_What to do_
Transcribe all the records exactly and omit any images they hold.

_Materials provided_
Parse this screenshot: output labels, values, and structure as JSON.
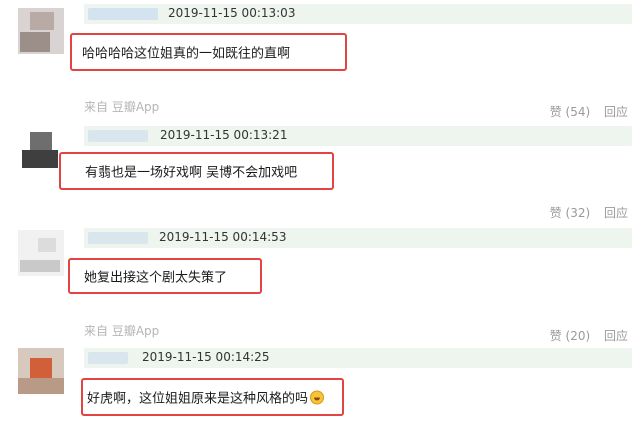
{
  "comments": [
    {
      "timestamp": "2019-11-15 00:13:03",
      "text": "哈哈哈哈这位姐真的一如既往的直啊",
      "source": "来自 豆瓣App",
      "likes_label": "赞 (54)",
      "reply_label": "回应"
    },
    {
      "timestamp": "2019-11-15 00:13:21",
      "text": "有翡也是一场好戏啊 吴博不会加戏吧",
      "source": "",
      "likes_label": "赞 (32)",
      "reply_label": "回应"
    },
    {
      "timestamp": "2019-11-15 00:14:53",
      "text": "她复出接这个剧太失策了",
      "source": "来自 豆瓣App",
      "likes_label": "赞 (20)",
      "reply_label": "回应"
    },
    {
      "timestamp": "2019-11-15 00:14:25",
      "text": "好虎啊，这位姐姐原来是这种风格的吗",
      "emoji": "grinning-face-emoji"
    }
  ],
  "colors": {
    "highlight_border": "#e24343",
    "header_bg": "#eef5ee",
    "meta_text": "#b5b5b5",
    "action_text": "#9a9a9a"
  }
}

_Solution below_
Parse this screenshot: output labels, values, and structure as JSON.
{
  "comments": [
    {
      "timestamp": "2019-11-15 00:13:03",
      "text": "哈哈哈哈这位姐真的一如既往的直啊",
      "source": "来自 豆瓣App",
      "likes_label": "赞 (54)",
      "reply_label": "回应"
    },
    {
      "timestamp": "2019-11-15 00:13:21",
      "text": "有翡也是一场好戏啊 吴博不会加戏吧",
      "source": "",
      "likes_label": "赞 (32)",
      "reply_label": "回应"
    },
    {
      "timestamp": "2019-11-15 00:14:53",
      "text": "她复出接这个剧太失策了",
      "source": "来自 豆瓣App",
      "likes_label": "赞 (20)",
      "reply_label": "回应"
    },
    {
      "timestamp": "2019-11-15 00:14:25",
      "text": "好虎啊，这位姐姐原来是这种风格的吗",
      "emoji": "grinning-face-emoji"
    }
  ],
  "colors": {
    "highlight_border": "#e24343",
    "header_bg": "#eef5ee",
    "meta_text": "#b5b5b5",
    "action_text": "#9a9a9a"
  }
}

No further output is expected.